*DATA SUPPLIED*.
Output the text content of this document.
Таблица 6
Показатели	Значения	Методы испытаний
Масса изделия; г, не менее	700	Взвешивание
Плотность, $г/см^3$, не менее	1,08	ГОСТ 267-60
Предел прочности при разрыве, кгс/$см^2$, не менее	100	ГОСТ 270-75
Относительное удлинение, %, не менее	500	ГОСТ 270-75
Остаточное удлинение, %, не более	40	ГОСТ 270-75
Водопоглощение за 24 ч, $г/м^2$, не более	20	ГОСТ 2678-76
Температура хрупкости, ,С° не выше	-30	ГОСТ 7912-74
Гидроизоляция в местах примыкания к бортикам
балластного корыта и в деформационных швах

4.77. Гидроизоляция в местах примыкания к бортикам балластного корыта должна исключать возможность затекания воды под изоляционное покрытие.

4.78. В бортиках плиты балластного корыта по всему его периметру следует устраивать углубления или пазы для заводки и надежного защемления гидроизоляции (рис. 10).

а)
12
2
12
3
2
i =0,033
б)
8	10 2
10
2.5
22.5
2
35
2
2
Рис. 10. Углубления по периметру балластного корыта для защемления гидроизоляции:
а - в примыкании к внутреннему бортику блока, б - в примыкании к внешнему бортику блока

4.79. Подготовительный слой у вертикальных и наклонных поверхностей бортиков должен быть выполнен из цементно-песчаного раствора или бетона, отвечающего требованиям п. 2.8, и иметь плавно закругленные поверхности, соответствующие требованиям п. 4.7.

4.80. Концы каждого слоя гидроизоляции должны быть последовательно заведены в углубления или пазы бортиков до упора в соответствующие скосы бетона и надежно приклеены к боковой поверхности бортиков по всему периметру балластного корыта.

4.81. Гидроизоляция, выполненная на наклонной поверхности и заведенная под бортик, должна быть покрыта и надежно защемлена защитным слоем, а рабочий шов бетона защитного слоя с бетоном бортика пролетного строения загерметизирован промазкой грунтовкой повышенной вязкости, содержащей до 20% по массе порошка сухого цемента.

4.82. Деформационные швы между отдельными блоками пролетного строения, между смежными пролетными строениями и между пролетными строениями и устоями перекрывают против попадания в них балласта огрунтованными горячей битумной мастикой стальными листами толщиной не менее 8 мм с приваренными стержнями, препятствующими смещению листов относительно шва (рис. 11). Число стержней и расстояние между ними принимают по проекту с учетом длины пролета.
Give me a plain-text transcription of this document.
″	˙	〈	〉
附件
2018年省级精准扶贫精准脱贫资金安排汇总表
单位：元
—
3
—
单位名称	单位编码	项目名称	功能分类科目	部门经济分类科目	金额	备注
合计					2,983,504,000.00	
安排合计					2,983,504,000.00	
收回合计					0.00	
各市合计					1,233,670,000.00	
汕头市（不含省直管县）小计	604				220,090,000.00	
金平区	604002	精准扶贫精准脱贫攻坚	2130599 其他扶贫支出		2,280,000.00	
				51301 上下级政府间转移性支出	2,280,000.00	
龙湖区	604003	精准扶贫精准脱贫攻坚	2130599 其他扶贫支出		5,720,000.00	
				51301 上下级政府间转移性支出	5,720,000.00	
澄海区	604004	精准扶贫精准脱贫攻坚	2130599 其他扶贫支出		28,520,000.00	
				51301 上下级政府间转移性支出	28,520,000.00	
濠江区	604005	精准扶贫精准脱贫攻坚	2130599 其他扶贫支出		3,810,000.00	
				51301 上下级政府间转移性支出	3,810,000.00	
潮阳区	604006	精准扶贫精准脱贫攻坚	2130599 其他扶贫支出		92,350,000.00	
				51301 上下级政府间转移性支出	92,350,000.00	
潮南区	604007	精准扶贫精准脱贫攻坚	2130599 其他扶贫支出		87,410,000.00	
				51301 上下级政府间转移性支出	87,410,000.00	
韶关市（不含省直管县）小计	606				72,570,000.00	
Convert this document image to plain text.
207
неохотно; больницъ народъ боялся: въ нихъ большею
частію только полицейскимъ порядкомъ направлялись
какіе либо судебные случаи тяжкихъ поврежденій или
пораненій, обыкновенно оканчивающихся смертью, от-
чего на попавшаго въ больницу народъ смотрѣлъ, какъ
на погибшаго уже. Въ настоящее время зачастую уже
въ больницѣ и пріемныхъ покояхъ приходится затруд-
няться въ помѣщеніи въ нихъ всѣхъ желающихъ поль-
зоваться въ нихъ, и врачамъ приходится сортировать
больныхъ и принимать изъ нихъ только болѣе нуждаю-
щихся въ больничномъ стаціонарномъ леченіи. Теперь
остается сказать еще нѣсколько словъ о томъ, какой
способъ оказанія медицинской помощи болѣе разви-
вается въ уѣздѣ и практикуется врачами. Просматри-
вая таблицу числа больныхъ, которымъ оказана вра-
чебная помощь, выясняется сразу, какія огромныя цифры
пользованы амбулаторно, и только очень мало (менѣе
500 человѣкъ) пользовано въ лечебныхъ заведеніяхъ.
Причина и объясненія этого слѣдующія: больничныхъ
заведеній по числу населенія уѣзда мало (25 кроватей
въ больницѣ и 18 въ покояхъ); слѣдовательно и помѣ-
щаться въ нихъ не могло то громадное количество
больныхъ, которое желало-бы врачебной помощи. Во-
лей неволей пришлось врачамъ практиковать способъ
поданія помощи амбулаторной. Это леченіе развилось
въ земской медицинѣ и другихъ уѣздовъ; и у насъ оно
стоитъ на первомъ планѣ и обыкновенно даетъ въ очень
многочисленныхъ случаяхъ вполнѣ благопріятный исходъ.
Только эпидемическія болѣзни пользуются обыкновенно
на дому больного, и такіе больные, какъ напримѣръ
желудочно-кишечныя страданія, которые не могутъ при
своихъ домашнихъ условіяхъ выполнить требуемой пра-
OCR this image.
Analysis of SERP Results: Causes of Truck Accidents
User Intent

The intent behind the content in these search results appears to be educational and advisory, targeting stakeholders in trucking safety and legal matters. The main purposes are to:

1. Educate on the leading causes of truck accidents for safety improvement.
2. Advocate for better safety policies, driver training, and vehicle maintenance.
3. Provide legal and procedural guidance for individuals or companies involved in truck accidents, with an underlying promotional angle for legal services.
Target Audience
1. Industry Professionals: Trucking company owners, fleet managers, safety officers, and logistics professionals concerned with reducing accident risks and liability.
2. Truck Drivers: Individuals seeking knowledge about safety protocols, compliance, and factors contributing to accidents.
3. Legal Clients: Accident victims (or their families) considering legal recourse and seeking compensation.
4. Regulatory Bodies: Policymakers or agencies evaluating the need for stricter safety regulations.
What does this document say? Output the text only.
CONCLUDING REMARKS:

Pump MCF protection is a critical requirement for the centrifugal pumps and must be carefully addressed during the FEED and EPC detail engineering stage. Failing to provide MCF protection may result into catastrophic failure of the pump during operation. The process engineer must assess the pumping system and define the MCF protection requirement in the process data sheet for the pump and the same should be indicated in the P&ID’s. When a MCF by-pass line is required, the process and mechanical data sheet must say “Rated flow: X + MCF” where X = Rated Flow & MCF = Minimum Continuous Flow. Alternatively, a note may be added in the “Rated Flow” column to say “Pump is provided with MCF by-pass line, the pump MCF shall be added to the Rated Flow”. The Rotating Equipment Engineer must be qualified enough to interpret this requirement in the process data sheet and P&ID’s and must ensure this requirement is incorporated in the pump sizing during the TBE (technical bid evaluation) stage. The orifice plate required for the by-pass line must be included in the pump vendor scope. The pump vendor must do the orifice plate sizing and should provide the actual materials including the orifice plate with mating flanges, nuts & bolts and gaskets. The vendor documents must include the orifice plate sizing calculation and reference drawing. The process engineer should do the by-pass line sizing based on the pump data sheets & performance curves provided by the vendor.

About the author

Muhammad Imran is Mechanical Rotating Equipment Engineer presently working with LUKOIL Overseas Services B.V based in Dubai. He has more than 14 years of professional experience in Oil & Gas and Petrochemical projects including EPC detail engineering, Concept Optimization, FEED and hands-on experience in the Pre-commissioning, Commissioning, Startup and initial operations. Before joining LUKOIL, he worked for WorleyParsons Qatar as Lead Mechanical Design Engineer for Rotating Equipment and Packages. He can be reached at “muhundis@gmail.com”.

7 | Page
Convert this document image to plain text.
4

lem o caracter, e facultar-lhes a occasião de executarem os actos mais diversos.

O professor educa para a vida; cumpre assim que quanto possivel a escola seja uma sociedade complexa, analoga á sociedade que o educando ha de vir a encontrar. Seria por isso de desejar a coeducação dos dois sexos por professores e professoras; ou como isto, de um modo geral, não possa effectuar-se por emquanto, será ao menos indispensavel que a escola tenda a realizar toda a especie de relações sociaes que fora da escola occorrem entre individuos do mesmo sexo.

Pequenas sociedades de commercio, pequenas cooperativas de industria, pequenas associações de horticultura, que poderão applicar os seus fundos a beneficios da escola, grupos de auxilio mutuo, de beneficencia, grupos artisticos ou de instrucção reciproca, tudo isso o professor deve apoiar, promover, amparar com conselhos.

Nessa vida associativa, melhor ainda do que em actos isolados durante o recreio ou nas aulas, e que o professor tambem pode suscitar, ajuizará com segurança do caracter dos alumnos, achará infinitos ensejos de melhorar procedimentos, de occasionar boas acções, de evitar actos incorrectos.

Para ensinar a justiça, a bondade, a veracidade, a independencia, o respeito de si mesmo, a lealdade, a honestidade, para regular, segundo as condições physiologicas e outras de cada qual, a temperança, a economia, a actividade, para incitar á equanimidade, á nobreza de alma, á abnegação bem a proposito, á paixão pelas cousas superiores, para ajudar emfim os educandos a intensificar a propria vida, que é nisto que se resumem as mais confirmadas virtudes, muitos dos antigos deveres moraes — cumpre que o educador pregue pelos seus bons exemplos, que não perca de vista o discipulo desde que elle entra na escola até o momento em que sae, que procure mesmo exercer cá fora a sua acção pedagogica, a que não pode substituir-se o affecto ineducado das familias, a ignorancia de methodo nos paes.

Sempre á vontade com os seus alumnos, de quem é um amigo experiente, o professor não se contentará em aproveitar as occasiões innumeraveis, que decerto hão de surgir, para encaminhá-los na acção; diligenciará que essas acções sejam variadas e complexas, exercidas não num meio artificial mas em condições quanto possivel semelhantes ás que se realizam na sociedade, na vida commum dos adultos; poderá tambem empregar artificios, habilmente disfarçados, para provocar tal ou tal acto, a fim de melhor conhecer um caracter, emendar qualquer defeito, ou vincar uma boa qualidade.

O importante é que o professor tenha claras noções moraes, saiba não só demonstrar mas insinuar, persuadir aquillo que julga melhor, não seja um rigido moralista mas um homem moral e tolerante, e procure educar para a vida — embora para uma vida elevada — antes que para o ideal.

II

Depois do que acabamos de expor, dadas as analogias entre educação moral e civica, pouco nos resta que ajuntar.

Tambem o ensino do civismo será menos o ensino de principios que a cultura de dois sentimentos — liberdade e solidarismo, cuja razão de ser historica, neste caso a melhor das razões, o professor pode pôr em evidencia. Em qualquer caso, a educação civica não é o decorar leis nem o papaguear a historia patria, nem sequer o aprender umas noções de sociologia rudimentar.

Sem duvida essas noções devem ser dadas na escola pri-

*TASK BRIEF*. Find how many lines hold the string "text", and state that number alone.

*THE RESULT*. 5